#### [TASK BRIEF]
Copy every record below exactly as it appears.

(Transcript data for document pages)
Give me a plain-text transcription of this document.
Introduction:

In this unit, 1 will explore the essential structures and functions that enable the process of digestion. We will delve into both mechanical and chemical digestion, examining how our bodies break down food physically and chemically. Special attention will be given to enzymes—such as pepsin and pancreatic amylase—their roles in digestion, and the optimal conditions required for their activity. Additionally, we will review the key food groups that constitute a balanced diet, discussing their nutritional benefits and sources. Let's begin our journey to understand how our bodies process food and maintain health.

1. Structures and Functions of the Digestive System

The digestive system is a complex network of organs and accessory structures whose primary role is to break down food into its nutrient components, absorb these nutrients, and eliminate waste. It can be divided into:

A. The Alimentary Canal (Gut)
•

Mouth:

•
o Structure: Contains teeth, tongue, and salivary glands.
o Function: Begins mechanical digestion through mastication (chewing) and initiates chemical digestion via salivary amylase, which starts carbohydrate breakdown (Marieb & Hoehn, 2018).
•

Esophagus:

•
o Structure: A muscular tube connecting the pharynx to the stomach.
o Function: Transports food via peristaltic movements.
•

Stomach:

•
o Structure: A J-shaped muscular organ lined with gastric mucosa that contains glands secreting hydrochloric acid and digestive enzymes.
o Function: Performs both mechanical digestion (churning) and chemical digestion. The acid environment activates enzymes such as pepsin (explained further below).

#### [RESULT]
Give me a plain-text transcription of this document.
Introduction:

In this unit, 1 will explore the essential structures and functions that enable the process of digestion. We will delve into both mechanical and chemical digestion, examining how our bodies break down food physically and chemically. Special attention will be given to enzymes—such as pepsin and pancreatic amylase—their roles in digestion, and the optimal conditions required for their activity. Additionally, we will review the key food groups that constitute a balanced diet, discussing their nutritional benefits and sources. Let's begin our journey to understand how our bodies process food and maintain health.

1. Structures and Functions of the Digestive System

The digestive system is a complex network of organs and accessory structures whose primary role is to break down food into its nutrient components, absorb these nutrients, and eliminate waste. It can be divided into:

A. The Alimentary Canal (Gut)
•

Mouth:

•
o Structure: Contains teeth, tongue, and salivary glands.
o Function: Begins mechanical digestion through mastication (chewing) and initiates chemical digestion via salivary amylase, which starts carbohydrate breakdown (Marieb & Hoehn, 2018).
•

Esophagus:

•
o Structure: A muscular tube connecting the pharynx to the stomach.
o Function: Transports food via peristaltic movements.
•

Stomach:

•
o Structure: A J-shaped muscular organ lined with gastric mucosa that contains glands secreting hydrochloric acid and digestive enzymes.
o Function: Performs both mechanical digestion (churning) and chemical digestion. The acid environment activates enzymes such as pepsin (explained further below).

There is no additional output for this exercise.